**REQUIRED WORK:** Leave out the pictures and transcribe the rest of the records exactly.

**ENTRIES:**

+===+

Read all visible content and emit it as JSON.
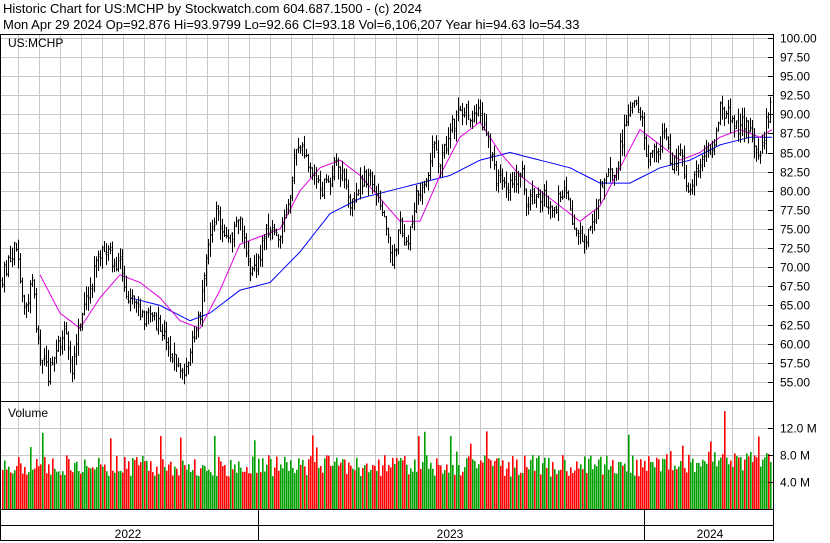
{
  "header": {
    "line1": "Historic Chart for US:MCHP by Stockwatch.com 604.687.1500 - (c) 2024",
    "line2": "Mon Apr 29 2024   Op=92.876  Hi=93.9799   Lo=92.66   Cl=93.18   Vol=6,106,207   Year hi=94.63   lo=54.33"
  },
  "chart_data": {
    "type": "line",
    "title": "Historic Chart for US:MCHP by Stockwatch.com 604.687.1500 - (c) 2024",
    "symbol_label": "US:MCHP",
    "price_axis": {
      "ticks": [
        "100.00",
        "97.50",
        "95.00",
        "92.50",
        "90.00",
        "87.50",
        "85.00",
        "82.50",
        "80.00",
        "77.50",
        "75.00",
        "72.50",
        "70.00",
        "67.50",
        "65.00",
        "62.50",
        "60.00",
        "57.50",
        "55.00"
      ],
      "min": 52.5,
      "max": 100.5
    },
    "volume_panel": {
      "label": "Volume",
      "ticks": [
        "12.0 M",
        "8.0 M",
        "4.0 M"
      ],
      "max": 16,
      "colors": {
        "up": "#00a000",
        "down": "#ff0000"
      }
    },
    "x_labels": [
      "2022",
      "2023",
      "2024"
    ],
    "colors": {
      "price_bars": "#000000",
      "ma_short": "#e000e0",
      "ma_long": "#0000ff",
      "grid": "#c8c8c8"
    },
    "price_anchors": [
      [
        0,
        68
      ],
      [
        8,
        71
      ],
      [
        16,
        73
      ],
      [
        24,
        64
      ],
      [
        32,
        68
      ],
      [
        40,
        58
      ],
      [
        48,
        56
      ],
      [
        56,
        59
      ],
      [
        64,
        62
      ],
      [
        72,
        57
      ],
      [
        80,
        63
      ],
      [
        88,
        66
      ],
      [
        96,
        71
      ],
      [
        104,
        72
      ],
      [
        112,
        71
      ],
      [
        120,
        70
      ],
      [
        128,
        65
      ],
      [
        136,
        66
      ],
      [
        144,
        63
      ],
      [
        152,
        64
      ],
      [
        160,
        62
      ],
      [
        168,
        60
      ],
      [
        176,
        58
      ],
      [
        184,
        57
      ],
      [
        192,
        60
      ],
      [
        200,
        64
      ],
      [
        208,
        74
      ],
      [
        216,
        77
      ],
      [
        224,
        75
      ],
      [
        232,
        74
      ],
      [
        240,
        76
      ],
      [
        248,
        70
      ],
      [
        256,
        70
      ],
      [
        264,
        74
      ],
      [
        272,
        75
      ],
      [
        280,
        74
      ],
      [
        288,
        78
      ],
      [
        296,
        86
      ],
      [
        304,
        85
      ],
      [
        312,
        82
      ],
      [
        320,
        80
      ],
      [
        328,
        81
      ],
      [
        336,
        84
      ],
      [
        344,
        81
      ],
      [
        352,
        78
      ],
      [
        360,
        81
      ],
      [
        368,
        82
      ],
      [
        376,
        80
      ],
      [
        384,
        76
      ],
      [
        392,
        71
      ],
      [
        400,
        75
      ],
      [
        408,
        73
      ],
      [
        416,
        79
      ],
      [
        424,
        80
      ],
      [
        432,
        86
      ],
      [
        440,
        84
      ],
      [
        448,
        87
      ],
      [
        456,
        90
      ],
      [
        464,
        91
      ],
      [
        472,
        89
      ],
      [
        480,
        90
      ],
      [
        488,
        86
      ],
      [
        496,
        82
      ],
      [
        504,
        81
      ],
      [
        512,
        80
      ],
      [
        520,
        83
      ],
      [
        528,
        78
      ],
      [
        536,
        80
      ],
      [
        544,
        79
      ],
      [
        552,
        77
      ],
      [
        560,
        80
      ],
      [
        568,
        79
      ],
      [
        576,
        74
      ],
      [
        584,
        73
      ],
      [
        592,
        75
      ],
      [
        600,
        80
      ],
      [
        608,
        82
      ],
      [
        616,
        83
      ],
      [
        624,
        88
      ],
      [
        632,
        92
      ],
      [
        640,
        90
      ],
      [
        648,
        84
      ],
      [
        656,
        85
      ],
      [
        664,
        87
      ],
      [
        672,
        83
      ],
      [
        680,
        85
      ],
      [
        688,
        80
      ],
      [
        696,
        82
      ],
      [
        704,
        85
      ],
      [
        712,
        85
      ],
      [
        720,
        91
      ],
      [
        728,
        90
      ],
      [
        736,
        88
      ],
      [
        744,
        89
      ],
      [
        752,
        87
      ],
      [
        760,
        84
      ],
      [
        768,
        90
      ],
      [
        772,
        93.2
      ]
    ],
    "ma_short_anchors": [
      [
        40,
        69
      ],
      [
        60,
        64
      ],
      [
        80,
        62
      ],
      [
        100,
        66
      ],
      [
        120,
        69
      ],
      [
        140,
        68
      ],
      [
        160,
        66
      ],
      [
        180,
        63
      ],
      [
        200,
        62
      ],
      [
        220,
        67
      ],
      [
        240,
        73
      ],
      [
        260,
        74
      ],
      [
        280,
        75
      ],
      [
        300,
        80
      ],
      [
        320,
        83
      ],
      [
        340,
        84
      ],
      [
        360,
        82
      ],
      [
        380,
        79
      ],
      [
        400,
        76
      ],
      [
        420,
        76
      ],
      [
        440,
        82
      ],
      [
        460,
        87
      ],
      [
        480,
        89
      ],
      [
        500,
        85
      ],
      [
        520,
        82
      ],
      [
        540,
        80
      ],
      [
        560,
        78
      ],
      [
        580,
        76
      ],
      [
        600,
        78
      ],
      [
        620,
        83
      ],
      [
        640,
        88
      ],
      [
        660,
        86
      ],
      [
        680,
        84
      ],
      [
        700,
        85
      ],
      [
        720,
        87
      ],
      [
        740,
        88
      ],
      [
        760,
        87
      ],
      [
        772,
        88
      ]
    ],
    "ma_long_anchors": [
      [
        130,
        66
      ],
      [
        160,
        65
      ],
      [
        190,
        63
      ],
      [
        210,
        64
      ],
      [
        240,
        67
      ],
      [
        270,
        68
      ],
      [
        300,
        72
      ],
      [
        330,
        77
      ],
      [
        360,
        79
      ],
      [
        390,
        80
      ],
      [
        420,
        81
      ],
      [
        450,
        82
      ],
      [
        480,
        84
      ],
      [
        510,
        85
      ],
      [
        540,
        84
      ],
      [
        570,
        83
      ],
      [
        600,
        81
      ],
      [
        630,
        81
      ],
      [
        660,
        83
      ],
      [
        690,
        84
      ],
      [
        720,
        86
      ],
      [
        750,
        87
      ],
      [
        772,
        87
      ]
    ]
  }
}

+===+

**ANSWER TO THIS PROBLEM:**
Read all visible content and emit it as JSON.
{
  "header": {
    "line1": "Historic Chart for US:MCHP by Stockwatch.com 604.687.1500 - (c) 2024",
    "line2": "Mon Apr 29 2024   Op=92.876  Hi=93.9799   Lo=92.66   Cl=93.18   Vol=6,106,207   Year hi=94.63   lo=54.33"
  },
  "chart_data": {
    "type": "line",
    "title": "Historic Chart for US:MCHP by Stockwatch.com 604.687.1500 - (c) 2024",
    "symbol_label": "US:MCHP",
    "price_axis": {
      "ticks": [
        "100.00",
        "97.50",
        "95.00",
        "92.50",
        "90.00",
        "87.50",
        "85.00",
        "82.50",
        "80.00",
        "77.50",
        "75.00",
        "72.50",
        "70.00",
        "67.50",
        "65.00",
        "62.50",
        "60.00",
        "57.50",
        "55.00"
      ],
      "min": 52.5,
      "max": 100.5
    },
    "volume_panel": {
      "label": "Volume",
      "ticks": [
        "12.0 M",
        "8.0 M",
        "4.0 M"
      ],
      "max": 16,
      "colors": {
        "up": "#00a000",
        "down": "#ff0000"
      }
    },
    "x_labels": [
      "2022",
      "2023",
      "2024"
    ],
    "colors": {
      "price_bars": "#000000",
      "ma_short": "#e000e0",
      "ma_long": "#0000ff",
      "grid": "#c8c8c8"
    },
    "price_anchors": [
      [
        0,
        68
      ],
      [
        8,
        71
      ],
      [
        16,
        73
      ],
      [
        24,
        64
      ],
      [
        32,
        68
      ],
      [
        40,
        58
      ],
      [
        48,
        56
      ],
      [
        56,
        59
      ],
      [
        64,
        62
      ],
      [
        72,
        57
      ],
      [
        80,
        63
      ],
      [
        88,
        66
      ],
      [
        96,
        71
      ],
      [
        104,
        72
      ],
      [
        112,
        71
      ],
      [
        120,
        70
      ],
      [
        128,
        65
      ],
      [
        136,
        66
      ],
      [
        144,
        63
      ],
      [
        152,
        64
      ],
      [
        160,
        62
      ],
      [
        168,
        60
      ],
      [
        176,
        58
      ],
      [
        184,
        57
      ],
      [
        192,
        60
      ],
      [
        200,
        64
      ],
      [
        208,
        74
      ],
      [
        216,
        77
      ],
      [
        224,
        75
      ],
      [
        232,
        74
      ],
      [
        240,
        76
      ],
      [
        248,
        70
      ],
      [
        256,
        70
      ],
      [
        264,
        74
      ],
      [
        272,
        75
      ],
      [
        280,
        74
      ],
      [
        288,
        78
      ],
      [
        296,
        86
      ],
      [
        304,
        85
      ],
      [
        312,
        82
      ],
      [
        320,
        80
      ],
      [
        328,
        81
      ],
      [
        336,
        84
      ],
      [
        344,
        81
      ],
      [
        352,
        78
      ],
      [
        360,
        81
      ],
      [
        368,
        82
      ],
      [
        376,
        80
      ],
      [
        384,
        76
      ],
      [
        392,
        71
      ],
      [
        400,
        75
      ],
      [
        408,
        73
      ],
      [
        416,
        79
      ],
      [
        424,
        80
      ],
      [
        432,
        86
      ],
      [
        440,
        84
      ],
      [
        448,
        87
      ],
      [
        456,
        90
      ],
      [
        464,
        91
      ],
      [
        472,
        89
      ],
      [
        480,
        90
      ],
      [
        488,
        86
      ],
      [
        496,
        82
      ],
      [
        504,
        81
      ],
      [
        512,
        80
      ],
      [
        520,
        83
      ],
      [
        528,
        78
      ],
      [
        536,
        80
      ],
      [
        544,
        79
      ],
      [
        552,
        77
      ],
      [
        560,
        80
      ],
      [
        568,
        79
      ],
      [
        576,
        74
      ],
      [
        584,
        73
      ],
      [
        592,
        75
      ],
      [
        600,
        80
      ],
      [
        608,
        82
      ],
      [
        616,
        83
      ],
      [
        624,
        88
      ],
      [
        632,
        92
      ],
      [
        640,
        90
      ],
      [
        648,
        84
      ],
      [
        656,
        85
      ],
      [
        664,
        87
      ],
      [
        672,
        83
      ],
      [
        680,
        85
      ],
      [
        688,
        80
      ],
      [
        696,
        82
      ],
      [
        704,
        85
      ],
      [
        712,
        85
      ],
      [
        720,
        91
      ],
      [
        728,
        90
      ],
      [
        736,
        88
      ],
      [
        744,
        89
      ],
      [
        752,
        87
      ],
      [
        760,
        84
      ],
      [
        768,
        90
      ],
      [
        772,
        93.2
      ]
    ],
    "ma_short_anchors": [
      [
        40,
        69
      ],
      [
        60,
        64
      ],
      [
        80,
        62
      ],
      [
        100,
        66
      ],
      [
        120,
        69
      ],
      [
        140,
        68
      ],
      [
        160,
        66
      ],
      [
        180,
        63
      ],
      [
        200,
        62
      ],
      [
        220,
        67
      ],
      [
        240,
        73
      ],
      [
        260,
        74
      ],
      [
        280,
        75
      ],
      [
        300,
        80
      ],
      [
        320,
        83
      ],
      [
        340,
        84
      ],
      [
        360,
        82
      ],
      [
        380,
        79
      ],
      [
        400,
        76
      ],
      [
        420,
        76
      ],
      [
        440,
        82
      ],
      [
        460,
        87
      ],
      [
        480,
        89
      ],
      [
        500,
        85
      ],
      [
        520,
        82
      ],
      [
        540,
        80
      ],
      [
        560,
        78
      ],
      [
        580,
        76
      ],
      [
        600,
        78
      ],
      [
        620,
        83
      ],
      [
        640,
        88
      ],
      [
        660,
        86
      ],
      [
        680,
        84
      ],
      [
        700,
        85
      ],
      [
        720,
        87
      ],
      [
        740,
        88
      ],
      [
        760,
        87
      ],
      [
        772,
        88
      ]
    ],
    "ma_long_anchors": [
      [
        130,
        66
      ],
      [
        160,
        65
      ],
      [
        190,
        63
      ],
      [
        210,
        64
      ],
      [
        240,
        67
      ],
      [
        270,
        68
      ],
      [
        300,
        72
      ],
      [
        330,
        77
      ],
      [
        360,
        79
      ],
      [
        390,
        80
      ],
      [
        420,
        81
      ],
      [
        450,
        82
      ],
      [
        480,
        84
      ],
      [
        510,
        85
      ],
      [
        540,
        84
      ],
      [
        570,
        83
      ],
      [
        600,
        81
      ],
      [
        630,
        81
      ],
      [
        660,
        83
      ],
      [
        690,
        84
      ],
      [
        720,
        86
      ],
      [
        750,
        87
      ],
      [
        772,
        87
      ]
    ]
  }
}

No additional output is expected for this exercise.